# Task description
Reproduce all of the entries below exactly, without images.

==*==

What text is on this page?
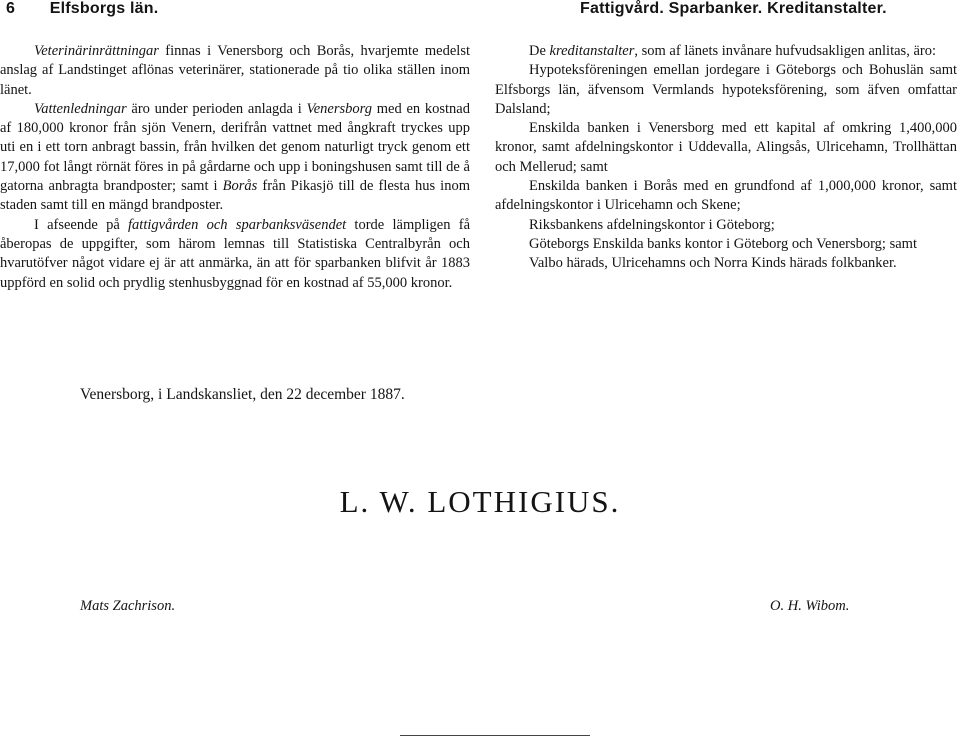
6 Elfsborgs län.	Fattigvård. Sparbanker. Kreditanstalter.

Veterinärinrättningar finnas i Venersborg och Borås, hvarjemte medelst anslag af Landstinget aflönas veterinärer, stationerade på tio olika ställen inom länet.

Vattenledningar äro under perioden anlagda i Venersborg med en kostnad af 180,000 kronor från sjön Venern, derifrån vattnet med ångkraft tryckes upp uti en i ett torn anbragt bassin, från hvilken det genom naturligt tryck genom ett 17,000 fot långt rörnät föres in på gårdarne och upp i boningshusen samt till de å gatorna anbragta brandposter; samt i Borås från Pikasjö till de flesta hus inom staden samt till en mängd brandposter.

I afseende på fattigvården och sparbanksväsendet torde lämpligen få åberopas de uppgifter, som härom lemnas till Statistiska Centralbyrån och hvarutöfver något vidare ej är att anmärka, än att för sparbanken blifvit år 1883 uppförd en solid och prydlig stenhusbyggnad för en kostnad af 55,000 kronor.

De kreditanstalter, som af länets invånare hufvudsakligen anlitas, äro:

Hypoteksföreningen emellan jordegare i Göteborgs och Bohuslän samt Elfsborgs län, äfvensom Vermlands hypoteksförening, som äfven omfattar Dalsland;

Enskilda banken i Venersborg med ett kapital af omkring 1,400,000 kronor, samt afdelningskontor i Uddevalla, Alingsås, Ulricehamn, Trollhättan och Mellerud; samt

Enskilda banken i Borås med en grundfond af 1,000,000 kronor, samt afdelningskontor i Ulricehamn och Skene;

Riksbankens afdelningskontor i Göteborg;

Göteborgs Enskilda banks kontor i Göteborg och Venersborg; samt

Valbo härads, Ulricehamns och Norra Kinds härads folkbanker.

Venersborg, i Landskansliet, den 22 december 1887.
L. W. LOTHIGIUS.
Mats Zachrison.	O. H. Wibom.
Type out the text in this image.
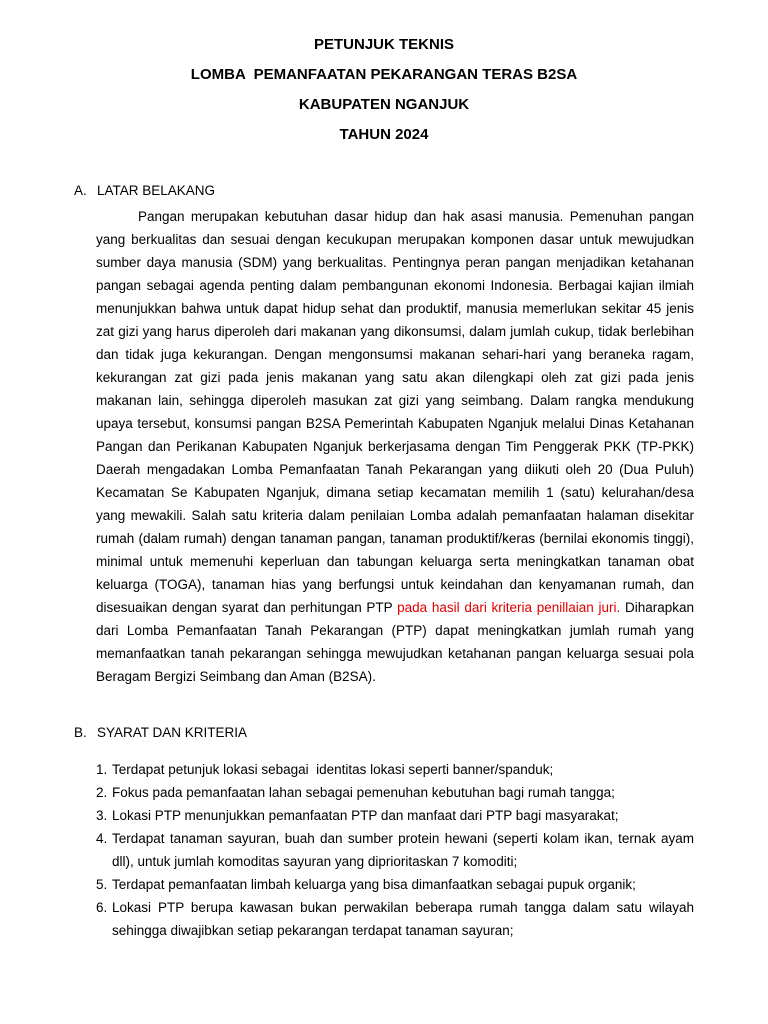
PETUNJUK TEKNIS
LOMBA  PEMANFAATAN PEKARANGAN TERAS B2SA
KABUPATEN NGANJUK
TAHUN 2024
A. LATAR BELAKANG
Pangan merupakan kebutuhan dasar hidup dan hak asasi manusia. Pemenuhan pangan yang berkualitas dan sesuai dengan kecukupan merupakan komponen dasar untuk mewujudkan sumber daya manusia (SDM) yang berkualitas. Pentingnya peran pangan menjadikan ketahanan pangan sebagai agenda penting dalam pembangunan ekonomi Indonesia. Berbagai kajian ilmiah menunjukkan bahwa untuk dapat hidup sehat dan produktif, manusia memerlukan sekitar 45 jenis zat gizi yang harus diperoleh dari makanan yang dikonsumsi, dalam jumlah cukup, tidak berlebihan dan tidak juga kekurangan. Dengan mengonsumsi makanan sehari-hari yang beraneka ragam, kekurangan zat gizi pada jenis makanan yang satu akan dilengkapi oleh zat gizi pada jenis makanan lain, sehingga diperoleh masukan zat gizi yang seimbang. Dalam rangka mendukung upaya tersebut, konsumsi pangan B2SA Pemerintah Kabupaten Nganjuk melalui Dinas Ketahanan Pangan dan Perikanan Kabupaten Nganjuk berkerjasama dengan Tim Penggerak PKK (TP-PKK) Daerah mengadakan Lomba Pemanfaatan Tanah Pekarangan yang diikuti oleh 20 (Dua Puluh) Kecamatan Se Kabupaten Nganjuk, dimana setiap kecamatan memilih 1 (satu) kelurahan/desa yang mewakili. Salah satu kriteria dalam penilaian Lomba adalah pemanfaatan halaman disekitar rumah (dalam rumah) dengan tanaman pangan, tanaman produktif/keras (bernilai ekonomis tinggi), minimal untuk memenuhi keperluan dan tabungan keluarga serta meningkatkan tanaman obat keluarga (TOGA), tanaman hias yang berfungsi untuk keindahan dan kenyamanan rumah, dan disesuaikan dengan syarat dan perhitungan PTP pada hasil dari kriteria penillaian juri. Diharapkan dari Lomba Pemanfaatan Tanah Pekarangan (PTP) dapat meningkatkan jumlah rumah yang memanfaatkan tanah pekarangan sehingga mewujudkan ketahanan pangan keluarga sesuai pola Beragam Bergizi Seimbang dan Aman (B2SA).
B. SYARAT DAN KRITERIA
1. Terdapat petunjuk lokasi sebagai  identitas lokasi seperti banner/spanduk;
2. Fokus pada pemanfaatan lahan sebagai pemenuhan kebutuhan bagi rumah tangga;
3. Lokasi PTP menunjukkan pemanfaatan PTP dan manfaat dari PTP bagi masyarakat;
4. Terdapat tanaman sayuran, buah dan sumber protein hewani (seperti kolam ikan, ternak ayam dll), untuk jumlah komoditas sayuran yang diprioritaskan 7 komoditi;
5. Terdapat pemanfaatan limbah keluarga yang bisa dimanfaatkan sebagai pupuk organik;
6. Lokasi PTP berupa kawasan bukan perwakilan beberapa rumah tangga dalam satu wilayah sehingga diwajibkan setiap pekarangan terdapat tanaman sayuran;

==*==

# Exercise solution
What text is on this page?
6 Elfsborgs län.	Fattigvård. Sparbanker. Kreditanstalter.

Veterinärinrättningar finnas i Venersborg och Borås, hvarjemte medelst anslag af Landstinget aflönas veterinärer, stationerade på tio olika ställen inom länet.

Vattenledningar äro under perioden anlagda i Venersborg med en kostnad af 180,000 kronor från sjön Venern, derifrån vattnet med ångkraft tryckes upp uti en i ett torn anbragt bassin, från hvilken det genom naturligt tryck genom ett 17,000 fot långt rörnät föres in på gårdarne och upp i boningshusen samt till de å gatorna anbragta brandposter; samt i Borås från Pikasjö till de flesta hus inom staden samt till en mängd brandposter.

I afseende på fattigvården och sparbanksväsendet torde lämpligen få åberopas de uppgifter, som härom lemnas till Statistiska Centralbyrån och hvarutöfver något vidare ej är att anmärka, än att för sparbanken blifvit år 1883 uppförd en solid och prydlig stenhusbyggnad för en kostnad af 55,000 kronor.

De kreditanstalter, som af länets invånare hufvudsakligen anlitas, äro:

Hypoteksföreningen emellan jordegare i Göteborgs och Bohuslän samt Elfsborgs län, äfvensom Vermlands hypoteksförening, som äfven omfattar Dalsland;

Enskilda banken i Venersborg med ett kapital af omkring 1,400,000 kronor, samt afdelningskontor i Uddevalla, Alingsås, Ulricehamn, Trollhättan och Mellerud; samt

Enskilda banken i Borås med en grundfond af 1,000,000 kronor, samt afdelningskontor i Ulricehamn och Skene;

Riksbankens afdelningskontor i Göteborg;

Göteborgs Enskilda banks kontor i Göteborg och Venersborg; samt

Valbo härads, Ulricehamns och Norra Kinds härads folkbanker.

Venersborg, i Landskansliet, den 22 december 1887.
L. W. LOTHIGIUS.
Mats Zachrison.	O. H. Wibom.
Type out the text in this image.
PETUNJUK TEKNIS
LOMBA  PEMANFAATAN PEKARANGAN TERAS B2SA
KABUPATEN NGANJUK
TAHUN 2024
A. LATAR BELAKANG
Pangan merupakan kebutuhan dasar hidup dan hak asasi manusia. Pemenuhan pangan yang berkualitas dan sesuai dengan kecukupan merupakan komponen dasar untuk mewujudkan sumber daya manusia (SDM) yang berkualitas. Pentingnya peran pangan menjadikan ketahanan pangan sebagai agenda penting dalam pembangunan ekonomi Indonesia. Berbagai kajian ilmiah menunjukkan bahwa untuk dapat hidup sehat dan produktif, manusia memerlukan sekitar 45 jenis zat gizi yang harus diperoleh dari makanan yang dikonsumsi, dalam jumlah cukup, tidak berlebihan dan tidak juga kekurangan. Dengan mengonsumsi makanan sehari-hari yang beraneka ragam, kekurangan zat gizi pada jenis makanan yang satu akan dilengkapi oleh zat gizi pada jenis makanan lain, sehingga diperoleh masukan zat gizi yang seimbang. Dalam rangka mendukung upaya tersebut, konsumsi pangan B2SA Pemerintah Kabupaten Nganjuk melalui Dinas Ketahanan Pangan dan Perikanan Kabupaten Nganjuk berkerjasama dengan Tim Penggerak PKK (TP-PKK) Daerah mengadakan Lomba Pemanfaatan Tanah Pekarangan yang diikuti oleh 20 (Dua Puluh) Kecamatan Se Kabupaten Nganjuk, dimana setiap kecamatan memilih 1 (satu) kelurahan/desa yang mewakili. Salah satu kriteria dalam penilaian Lomba adalah pemanfaatan halaman disekitar rumah (dalam rumah) dengan tanaman pangan, tanaman produktif/keras (bernilai ekonomis tinggi), minimal untuk memenuhi keperluan dan tabungan keluarga serta meningkatkan tanaman obat keluarga (TOGA), tanaman hias yang berfungsi untuk keindahan dan kenyamanan rumah, dan disesuaikan dengan syarat dan perhitungan PTP pada hasil dari kriteria penillaian juri. Diharapkan dari Lomba Pemanfaatan Tanah Pekarangan (PTP) dapat meningkatkan jumlah rumah yang memanfaatkan tanah pekarangan sehingga mewujudkan ketahanan pangan keluarga sesuai pola Beragam Bergizi Seimbang dan Aman (B2SA).
B. SYARAT DAN KRITERIA
1. Terdapat petunjuk lokasi sebagai  identitas lokasi seperti banner/spanduk;
2. Fokus pada pemanfaatan lahan sebagai pemenuhan kebutuhan bagi rumah tangga;
3. Lokasi PTP menunjukkan pemanfaatan PTP dan manfaat dari PTP bagi masyarakat;
4. Terdapat tanaman sayuran, buah dan sumber protein hewani (seperti kolam ikan, ternak ayam dll), untuk jumlah komoditas sayuran yang diprioritaskan 7 komoditi;
5. Terdapat pemanfaatan limbah keluarga yang bisa dimanfaatkan sebagai pupuk organik;
6. Lokasi PTP berupa kawasan bukan perwakilan beberapa rumah tangga dalam satu wilayah sehingga diwajibkan setiap pekarangan terdapat tanaman sayuran;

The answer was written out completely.